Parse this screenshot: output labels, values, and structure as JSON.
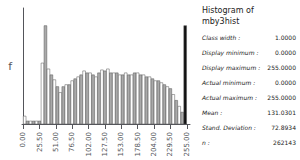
{
  "chart_data": {
    "type": "histogram",
    "title": "Histogram of",
    "subtitle": "mby3hist",
    "ylabel": "f",
    "bins": [
      0,
      4.636363636363637,
      9.272727272727273,
      13.909090909090908,
      18.545454545454547,
      23.181818181818183,
      27.818181818181817,
      32.45454545454545,
      37.09090909090909,
      41.72727272727273,
      46.36363636363637,
      51,
      55.63636363636363,
      60.27272727272727,
      64.9090909090909,
      69.54545454545455,
      74.18181818181819,
      78.81818181818181,
      83.45454545454545,
      88.0909090909091,
      92.72727272727273,
      97.36363636363636,
      102,
      106.63636363636364,
      111.27272727272727,
      115.9090909090909,
      120.54545454545455,
      125.18181818181819,
      129.8181818181818,
      134.45454545454547,
      139.0909090909091,
      143.72727272727272,
      148.36363636363637,
      153,
      157.63636363636363,
      162.27272727272728,
      166.9090909090909,
      171.54545454545453,
      176.1818181818182,
      180.8181818181818,
      185.45454545454547,
      190.0909090909091,
      194.72727272727272,
      199.36363636363637,
      204,
      208.63636363636363,
      213.27272727272728,
      217.9090909090909,
      222.54545454545453,
      227.1818181818182,
      231.8181818181818,
      236.45454545454547,
      241.0909090909091,
      245.72727272727272,
      250.36363636363637,
      255
    ],
    "values": [
      0.08,
      0.03,
      0.03,
      0.03,
      0.03,
      0.03,
      0.62,
      1.0,
      0.56,
      0.5,
      0.45,
      0.38,
      0.32,
      0.38,
      0.4,
      0.4,
      0.44,
      0.46,
      0.48,
      0.5,
      0.54,
      0.52,
      0.52,
      0.5,
      0.48,
      0.52,
      0.55,
      0.54,
      0.56,
      0.52,
      0.52,
      0.52,
      0.5,
      0.5,
      0.52,
      0.5,
      0.5,
      0.52,
      0.52,
      0.5,
      0.5,
      0.48,
      0.48,
      0.46,
      0.44,
      0.44,
      0.42,
      0.4,
      0.38,
      0.36,
      0.3,
      0.24,
      0.18,
      0.12,
      1.0
    ],
    "colors": [
      "#ffffff",
      "#aaaaaa",
      "#ffffff",
      "#aaaaaa",
      "#ffffff",
      "#aaaaaa",
      "#ffffff",
      "#aaaaaa",
      "#ffffff",
      "#aaaaaa",
      "#ffffff",
      "#aaaaaa",
      "#ffffff",
      "#aaaaaa",
      "#ffffff",
      "#aaaaaa",
      "#ffffff",
      "#aaaaaa",
      "#ffffff",
      "#aaaaaa",
      "#ffffff",
      "#aaaaaa",
      "#ffffff",
      "#aaaaaa",
      "#ffffff",
      "#aaaaaa",
      "#ffffff",
      "#aaaaaa",
      "#ffffff",
      "#aaaaaa",
      "#ffffff",
      "#aaaaaa",
      "#ffffff",
      "#aaaaaa",
      "#ffffff",
      "#aaaaaa",
      "#ffffff",
      "#aaaaaa",
      "#ffffff",
      "#aaaaaa",
      "#ffffff",
      "#aaaaaa",
      "#ffffff",
      "#aaaaaa",
      "#ffffff",
      "#aaaaaa",
      "#ffffff",
      "#aaaaaa",
      "#ffffff",
      "#aaaaaa",
      "#ffffff",
      "#aaaaaa",
      "#ffffff",
      "#aaaaaa",
      "#111111"
    ],
    "xlim": [
      -2,
      260
    ],
    "xticks": [
      {
        "value": 0,
        "label": "0.00"
      },
      {
        "value": 25.5,
        "label": "25.50"
      },
      {
        "value": 51,
        "label": "51.00"
      },
      {
        "value": 76.5,
        "label": "76.50"
      },
      {
        "value": 102,
        "label": "102.00"
      },
      {
        "value": 127.5,
        "label": "127.50"
      },
      {
        "value": 153,
        "label": "153.00"
      },
      {
        "value": 178.5,
        "label": "178.50"
      },
      {
        "value": 204,
        "label": "204.00"
      },
      {
        "value": 229.5,
        "label": "229.50"
      },
      {
        "value": 255,
        "label": "255.00"
      }
    ],
    "ylim": [
      0,
      1.18
    ],
    "yticks": [],
    "tick_labels": "x",
    "grid": false,
    "annotations": [
      [
        "Class width :",
        "1.0000"
      ],
      [
        "Display minimum :",
        "0.0000"
      ],
      [
        "Display maximum :",
        "255.0000"
      ],
      [
        "Actual minimum :",
        "0.0000"
      ],
      [
        "Actual maximum :",
        "255.0000"
      ],
      [
        "Mean :",
        "131.0301"
      ],
      [
        "Stand. Deviation :",
        "72.8934"
      ],
      [
        "n :",
        "262143"
      ]
    ]
  }
}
..............................
Report back each line of the entries that holds the string "values".

Parse this screenshot: output labels, values, and structure as JSON.
    "values": [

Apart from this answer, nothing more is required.